## AIM OF THE EXERCISE:
From the listing, collect all lines containing the word "Quits".

## INFORMATION PROVIDED:

◇ ◇ ◇ ◇ ◇

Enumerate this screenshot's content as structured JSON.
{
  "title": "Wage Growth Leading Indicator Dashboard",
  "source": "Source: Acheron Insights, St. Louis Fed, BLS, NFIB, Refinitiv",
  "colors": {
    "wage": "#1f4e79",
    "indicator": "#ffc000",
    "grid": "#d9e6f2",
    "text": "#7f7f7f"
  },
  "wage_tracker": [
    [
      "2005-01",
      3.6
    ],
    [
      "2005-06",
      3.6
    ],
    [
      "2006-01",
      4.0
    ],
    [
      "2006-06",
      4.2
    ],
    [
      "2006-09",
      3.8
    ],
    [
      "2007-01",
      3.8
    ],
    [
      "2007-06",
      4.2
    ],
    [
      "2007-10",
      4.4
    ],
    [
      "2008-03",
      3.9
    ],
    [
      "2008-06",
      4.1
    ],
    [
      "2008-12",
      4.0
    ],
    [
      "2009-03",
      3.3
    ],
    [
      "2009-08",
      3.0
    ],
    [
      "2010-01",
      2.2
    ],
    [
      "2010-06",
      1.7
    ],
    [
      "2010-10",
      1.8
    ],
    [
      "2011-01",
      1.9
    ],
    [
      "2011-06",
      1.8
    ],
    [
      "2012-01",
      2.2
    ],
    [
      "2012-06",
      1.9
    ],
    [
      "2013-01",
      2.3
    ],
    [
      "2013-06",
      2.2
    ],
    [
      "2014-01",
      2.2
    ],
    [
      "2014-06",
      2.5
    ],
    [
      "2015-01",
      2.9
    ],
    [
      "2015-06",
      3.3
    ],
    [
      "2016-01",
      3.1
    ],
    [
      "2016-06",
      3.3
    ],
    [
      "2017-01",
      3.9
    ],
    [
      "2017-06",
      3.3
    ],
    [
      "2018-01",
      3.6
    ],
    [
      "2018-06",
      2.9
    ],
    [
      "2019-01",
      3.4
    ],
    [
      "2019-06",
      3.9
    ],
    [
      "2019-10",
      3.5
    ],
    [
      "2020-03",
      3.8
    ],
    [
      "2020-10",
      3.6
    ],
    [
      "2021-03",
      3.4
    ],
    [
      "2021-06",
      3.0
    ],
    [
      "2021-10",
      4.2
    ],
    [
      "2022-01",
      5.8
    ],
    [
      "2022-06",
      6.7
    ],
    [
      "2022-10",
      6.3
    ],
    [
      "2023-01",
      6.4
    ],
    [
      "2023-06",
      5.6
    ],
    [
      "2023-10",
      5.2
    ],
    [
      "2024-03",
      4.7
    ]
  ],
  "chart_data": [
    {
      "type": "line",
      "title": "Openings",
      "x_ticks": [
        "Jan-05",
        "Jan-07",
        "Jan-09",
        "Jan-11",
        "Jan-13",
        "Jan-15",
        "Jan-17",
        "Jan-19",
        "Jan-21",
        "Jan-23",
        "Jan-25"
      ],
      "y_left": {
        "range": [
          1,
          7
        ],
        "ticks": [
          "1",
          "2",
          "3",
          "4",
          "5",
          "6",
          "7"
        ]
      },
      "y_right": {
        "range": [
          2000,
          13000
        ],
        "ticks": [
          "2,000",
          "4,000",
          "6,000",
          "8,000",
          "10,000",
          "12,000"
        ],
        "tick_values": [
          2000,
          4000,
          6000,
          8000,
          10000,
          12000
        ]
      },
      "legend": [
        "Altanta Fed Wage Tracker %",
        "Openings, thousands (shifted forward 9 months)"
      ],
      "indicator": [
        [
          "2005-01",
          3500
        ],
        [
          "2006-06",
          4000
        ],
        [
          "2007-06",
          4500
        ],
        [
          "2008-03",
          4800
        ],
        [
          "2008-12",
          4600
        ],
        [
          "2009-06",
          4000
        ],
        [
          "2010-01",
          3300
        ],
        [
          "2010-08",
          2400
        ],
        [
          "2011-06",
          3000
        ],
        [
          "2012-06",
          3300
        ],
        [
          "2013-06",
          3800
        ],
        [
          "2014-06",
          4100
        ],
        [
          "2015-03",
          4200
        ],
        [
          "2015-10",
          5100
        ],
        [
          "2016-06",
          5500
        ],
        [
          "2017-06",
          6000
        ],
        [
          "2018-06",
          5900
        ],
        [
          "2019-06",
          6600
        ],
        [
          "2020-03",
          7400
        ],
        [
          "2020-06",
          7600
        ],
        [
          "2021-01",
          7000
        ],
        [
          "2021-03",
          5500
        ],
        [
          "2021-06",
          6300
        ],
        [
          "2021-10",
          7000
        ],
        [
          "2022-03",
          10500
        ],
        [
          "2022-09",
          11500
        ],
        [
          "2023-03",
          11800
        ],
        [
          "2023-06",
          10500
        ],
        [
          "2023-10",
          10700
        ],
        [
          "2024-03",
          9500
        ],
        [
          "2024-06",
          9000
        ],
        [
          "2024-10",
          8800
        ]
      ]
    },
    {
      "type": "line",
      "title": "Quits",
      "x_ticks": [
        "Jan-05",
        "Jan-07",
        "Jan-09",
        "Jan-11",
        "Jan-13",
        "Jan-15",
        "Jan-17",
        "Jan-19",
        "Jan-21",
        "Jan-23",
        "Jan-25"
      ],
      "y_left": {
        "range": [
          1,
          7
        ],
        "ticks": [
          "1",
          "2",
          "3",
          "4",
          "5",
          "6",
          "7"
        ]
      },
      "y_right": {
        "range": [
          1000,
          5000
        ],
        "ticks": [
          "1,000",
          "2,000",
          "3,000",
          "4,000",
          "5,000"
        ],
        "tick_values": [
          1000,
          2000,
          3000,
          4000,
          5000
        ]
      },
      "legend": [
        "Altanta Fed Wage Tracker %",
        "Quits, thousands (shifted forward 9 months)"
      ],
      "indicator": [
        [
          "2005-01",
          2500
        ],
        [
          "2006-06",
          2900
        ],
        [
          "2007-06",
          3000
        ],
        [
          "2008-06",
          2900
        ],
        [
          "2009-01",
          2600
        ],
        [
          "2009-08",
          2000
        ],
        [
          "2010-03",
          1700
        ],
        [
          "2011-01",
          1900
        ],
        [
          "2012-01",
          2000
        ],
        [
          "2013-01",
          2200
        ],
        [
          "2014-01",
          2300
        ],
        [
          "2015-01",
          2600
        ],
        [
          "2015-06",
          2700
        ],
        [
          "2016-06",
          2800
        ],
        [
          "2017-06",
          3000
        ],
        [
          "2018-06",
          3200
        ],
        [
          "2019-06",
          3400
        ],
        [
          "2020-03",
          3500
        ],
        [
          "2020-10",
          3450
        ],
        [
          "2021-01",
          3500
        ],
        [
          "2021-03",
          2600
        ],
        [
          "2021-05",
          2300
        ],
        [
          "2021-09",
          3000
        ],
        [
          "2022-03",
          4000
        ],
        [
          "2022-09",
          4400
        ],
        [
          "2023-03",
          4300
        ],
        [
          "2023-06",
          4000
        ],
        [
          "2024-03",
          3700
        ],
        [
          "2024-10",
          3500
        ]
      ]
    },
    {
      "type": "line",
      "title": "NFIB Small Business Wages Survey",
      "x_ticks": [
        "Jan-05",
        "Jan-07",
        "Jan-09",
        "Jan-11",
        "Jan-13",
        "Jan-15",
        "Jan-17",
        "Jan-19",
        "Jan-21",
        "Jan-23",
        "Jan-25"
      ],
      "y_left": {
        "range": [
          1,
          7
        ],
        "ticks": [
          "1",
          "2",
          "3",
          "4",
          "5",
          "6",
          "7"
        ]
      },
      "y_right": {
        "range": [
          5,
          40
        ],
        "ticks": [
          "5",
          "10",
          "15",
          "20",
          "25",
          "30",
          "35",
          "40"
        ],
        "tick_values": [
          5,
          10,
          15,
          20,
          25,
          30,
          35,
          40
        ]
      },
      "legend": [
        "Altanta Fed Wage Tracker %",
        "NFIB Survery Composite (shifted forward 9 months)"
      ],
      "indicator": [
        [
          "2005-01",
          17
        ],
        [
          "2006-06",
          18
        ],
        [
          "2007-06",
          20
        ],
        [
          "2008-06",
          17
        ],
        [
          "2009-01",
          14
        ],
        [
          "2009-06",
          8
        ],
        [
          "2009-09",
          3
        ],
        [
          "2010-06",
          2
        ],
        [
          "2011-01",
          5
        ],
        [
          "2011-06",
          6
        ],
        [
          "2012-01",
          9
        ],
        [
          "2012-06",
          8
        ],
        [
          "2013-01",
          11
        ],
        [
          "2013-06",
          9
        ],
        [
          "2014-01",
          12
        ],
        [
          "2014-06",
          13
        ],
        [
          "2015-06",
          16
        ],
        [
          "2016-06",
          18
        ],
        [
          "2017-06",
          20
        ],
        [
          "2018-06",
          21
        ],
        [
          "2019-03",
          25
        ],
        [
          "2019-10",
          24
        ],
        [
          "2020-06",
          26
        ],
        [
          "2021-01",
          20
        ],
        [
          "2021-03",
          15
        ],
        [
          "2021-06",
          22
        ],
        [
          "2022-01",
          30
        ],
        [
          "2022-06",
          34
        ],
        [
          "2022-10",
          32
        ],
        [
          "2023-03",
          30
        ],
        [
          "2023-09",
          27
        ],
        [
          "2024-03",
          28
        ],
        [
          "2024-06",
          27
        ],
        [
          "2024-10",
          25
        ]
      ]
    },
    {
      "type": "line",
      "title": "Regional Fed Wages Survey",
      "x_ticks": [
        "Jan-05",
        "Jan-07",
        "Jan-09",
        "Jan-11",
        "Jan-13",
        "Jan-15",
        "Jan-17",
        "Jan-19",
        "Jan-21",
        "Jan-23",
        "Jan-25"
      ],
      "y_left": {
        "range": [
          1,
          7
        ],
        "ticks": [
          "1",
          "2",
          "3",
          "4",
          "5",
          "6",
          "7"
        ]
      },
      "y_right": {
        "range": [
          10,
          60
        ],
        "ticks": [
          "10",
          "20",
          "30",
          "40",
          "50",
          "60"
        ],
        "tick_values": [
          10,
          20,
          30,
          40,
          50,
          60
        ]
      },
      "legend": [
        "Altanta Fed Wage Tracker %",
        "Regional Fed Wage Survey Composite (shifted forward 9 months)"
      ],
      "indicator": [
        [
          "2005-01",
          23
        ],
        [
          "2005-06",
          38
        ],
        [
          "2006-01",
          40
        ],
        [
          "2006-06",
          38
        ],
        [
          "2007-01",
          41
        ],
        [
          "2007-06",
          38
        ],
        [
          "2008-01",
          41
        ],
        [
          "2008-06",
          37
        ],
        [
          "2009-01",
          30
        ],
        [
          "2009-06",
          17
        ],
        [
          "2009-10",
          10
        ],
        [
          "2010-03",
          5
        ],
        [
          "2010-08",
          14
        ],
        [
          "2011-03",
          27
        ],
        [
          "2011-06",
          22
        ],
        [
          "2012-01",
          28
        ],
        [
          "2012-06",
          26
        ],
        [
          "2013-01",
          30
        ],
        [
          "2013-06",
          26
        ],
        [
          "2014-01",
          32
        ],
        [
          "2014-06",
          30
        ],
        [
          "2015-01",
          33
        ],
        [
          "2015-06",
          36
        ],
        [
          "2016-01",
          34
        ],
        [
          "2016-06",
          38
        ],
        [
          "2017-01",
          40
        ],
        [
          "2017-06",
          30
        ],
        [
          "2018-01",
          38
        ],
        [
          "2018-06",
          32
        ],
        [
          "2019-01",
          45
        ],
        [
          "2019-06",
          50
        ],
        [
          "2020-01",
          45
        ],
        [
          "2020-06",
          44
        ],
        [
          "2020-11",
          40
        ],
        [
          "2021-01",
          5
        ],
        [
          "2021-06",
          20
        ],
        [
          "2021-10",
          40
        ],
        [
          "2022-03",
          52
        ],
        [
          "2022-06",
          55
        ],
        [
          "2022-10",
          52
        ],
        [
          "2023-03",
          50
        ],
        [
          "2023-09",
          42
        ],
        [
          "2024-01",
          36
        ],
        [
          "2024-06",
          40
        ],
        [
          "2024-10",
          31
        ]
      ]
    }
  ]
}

◇ ◇ ◇ ◇ ◇

## WRITTEN SOLUTION:
      "title": "Quits",
        "Quits, thousands (shifted forward 9 months)"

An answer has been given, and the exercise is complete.